- [Directions]
Each entry below should be reproduced character for character.
* begin Stored rows *
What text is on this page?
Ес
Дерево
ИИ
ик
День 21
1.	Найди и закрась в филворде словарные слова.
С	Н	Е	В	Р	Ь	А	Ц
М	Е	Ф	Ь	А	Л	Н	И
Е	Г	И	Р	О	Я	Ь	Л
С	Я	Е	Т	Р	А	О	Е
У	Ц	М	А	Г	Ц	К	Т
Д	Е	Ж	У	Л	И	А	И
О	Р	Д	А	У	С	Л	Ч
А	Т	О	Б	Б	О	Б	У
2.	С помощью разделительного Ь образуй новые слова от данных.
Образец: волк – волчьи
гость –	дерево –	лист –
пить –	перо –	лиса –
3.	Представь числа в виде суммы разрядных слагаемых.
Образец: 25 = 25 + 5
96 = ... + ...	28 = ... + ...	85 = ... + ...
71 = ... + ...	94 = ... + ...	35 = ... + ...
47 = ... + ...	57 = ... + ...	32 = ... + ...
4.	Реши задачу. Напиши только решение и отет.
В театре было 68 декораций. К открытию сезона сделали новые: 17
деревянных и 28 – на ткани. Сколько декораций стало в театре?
* end Stored rows *
- [Task response]
What text is on this page?
Ес
Дерево
ИИ
ик
День 21
1.	Найди и закрась в филворде словарные слова.
С	Н	Е	В	Р	Ь	А	Ц
М	Е	Ф	Ь	А	Л	Н	И
Е	Г	И	Р	О	Я	Ь	Л
С	Я	Е	Т	Р	А	О	Е
У	Ц	М	А	Г	Ц	К	Т
Д	Е	Ж	У	Л	И	А	И
О	Р	Д	А	У	С	Л	Ч
А	Т	О	Б	Б	О	Б	У
2.	С помощью разделительного Ь образуй новые слова от данных.
Образец: волк – волчьи
гость –	дерево –	лист –
пить –	перо –	лиса –
3.	Представь числа в виде суммы разрядных слагаемых.
Образец: 25 = 25 + 5
96 = ... + ...	28 = ... + ...	85 = ... + ...
71 = ... + ...	94 = ... + ...	35 = ... + ...
47 = ... + ...	57 = ... + ...	32 = ... + ...
4.	Реши задачу. Напиши только решение и отет.
В театре было 68 декораций. К открытию сезона сделали новые: 17
деревянных и 28 – на ткани. Сколько декораций стало в театре?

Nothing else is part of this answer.